╔══

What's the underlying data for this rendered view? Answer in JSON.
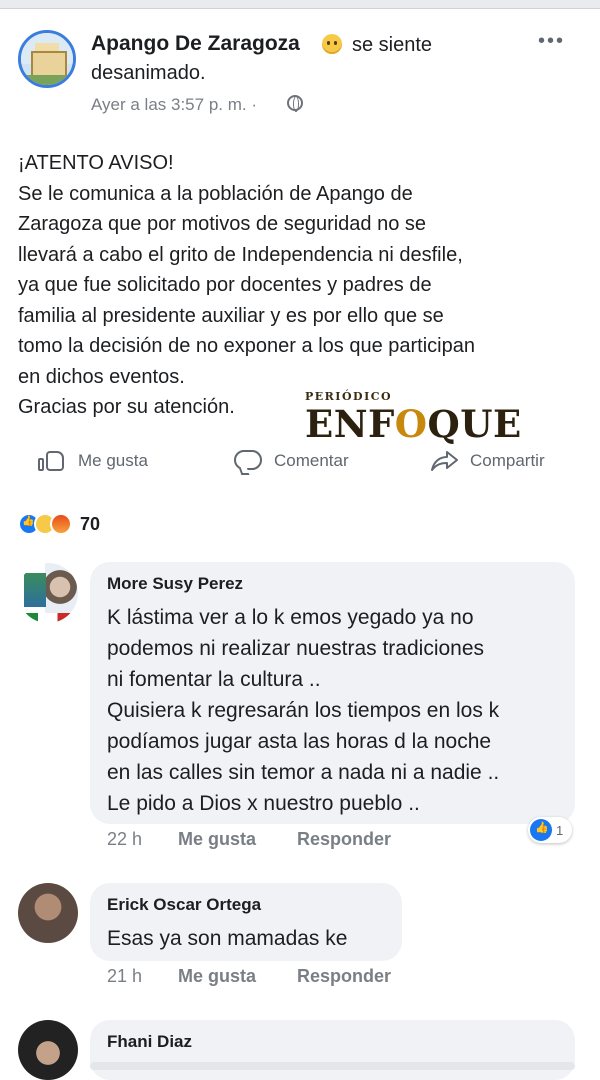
{
  "post": {
    "page_name": "Apango De Zaragoza",
    "feeling_line1": "se siente",
    "feeling_line2": "desanimado.",
    "timestamp": "Ayer a las 3:57 p. m. ·",
    "body_lines": [
      "¡ATENTO AVISO!",
      "Se le comunica a la población de Apango de",
      "Zaragoza que por motivos de seguridad no se",
      "llevará a cabo el grito de Independencia ni desfile,",
      "ya que fue solicitado por docentes y padres de",
      "familia al presidente auxiliar y es por ello que se",
      "tomo la decisión de no exponer a los que participan",
      "en dichos eventos.",
      "Gracias por su atención."
    ]
  },
  "watermark": {
    "small": "PERIÓDICO",
    "big_a": "ENF",
    "big_o": "O",
    "big_b": "QUE"
  },
  "actions": {
    "like": "Me gusta",
    "comment": "Comentar",
    "share": "Compartir"
  },
  "reactions": {
    "count": "70"
  },
  "comments": [
    {
      "name": "More Susy Perez",
      "lines": [
        "K lástima ver a lo k emos yegado ya no",
        "podemos ni realizar nuestras tradiciones",
        "ni fomentar la cultura ..",
        "Quisiera k regresarán los tiempos en los k",
        "podíamos jugar asta las horas d la noche",
        "en las calles sin temor a nada ni a nadie ..",
        "Le pido a Dios x nuestro pueblo .."
      ],
      "time": "22 h",
      "like": "Me gusta",
      "reply": "Responder",
      "reaction_count": "1"
    },
    {
      "name": "Erick Oscar Ortega",
      "lines": [
        "Esas ya son mamadas ke"
      ],
      "time": "21 h",
      "like": "Me gusta",
      "reply": "Responder"
    },
    {
      "name": "Fhani Diaz"
    }
  ]
}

╚══

Copy the data word for word. Pictures do not go in the copy.

• Written answer:
What's the underlying data for this rendered view? Answer in JSON.
{
  "post": {
    "page_name": "Apango De Zaragoza",
    "feeling_line1": "se siente",
    "feeling_line2": "desanimado.",
    "timestamp": "Ayer a las 3:57 p. m. ·",
    "body_lines": [
      "¡ATENTO AVISO!",
      "Se le comunica a la población de Apango de",
      "Zaragoza que por motivos de seguridad no se",
      "llevará a cabo el grito de Independencia ni desfile,",
      "ya que fue solicitado por docentes y padres de",
      "familia al presidente auxiliar y es por ello que se",
      "tomo la decisión de no exponer a los que participan",
      "en dichos eventos.",
      "Gracias por su atención."
    ]
  },
  "watermark": {
    "small": "PERIÓDICO",
    "big_a": "ENF",
    "big_o": "O",
    "big_b": "QUE"
  },
  "actions": {
    "like": "Me gusta",
    "comment": "Comentar",
    "share": "Compartir"
  },
  "reactions": {
    "count": "70"
  },
  "comments": [
    {
      "name": "More Susy Perez",
      "lines": [
        "K lástima ver a lo k emos yegado ya no",
        "podemos ni realizar nuestras tradiciones",
        "ni fomentar la cultura ..",
        "Quisiera k regresarán los tiempos en los k",
        "podíamos jugar asta las horas d la noche",
        "en las calles sin temor a nada ni a nadie ..",
        "Le pido a Dios x nuestro pueblo .."
      ],
      "time": "22 h",
      "like": "Me gusta",
      "reply": "Responder",
      "reaction_count": "1"
    },
    {
      "name": "Erick Oscar Ortega",
      "lines": [
        "Esas ya son mamadas ke"
      ],
      "time": "21 h",
      "like": "Me gusta",
      "reply": "Responder"
    },
    {
      "name": "Fhani Diaz"
    }
  ]
}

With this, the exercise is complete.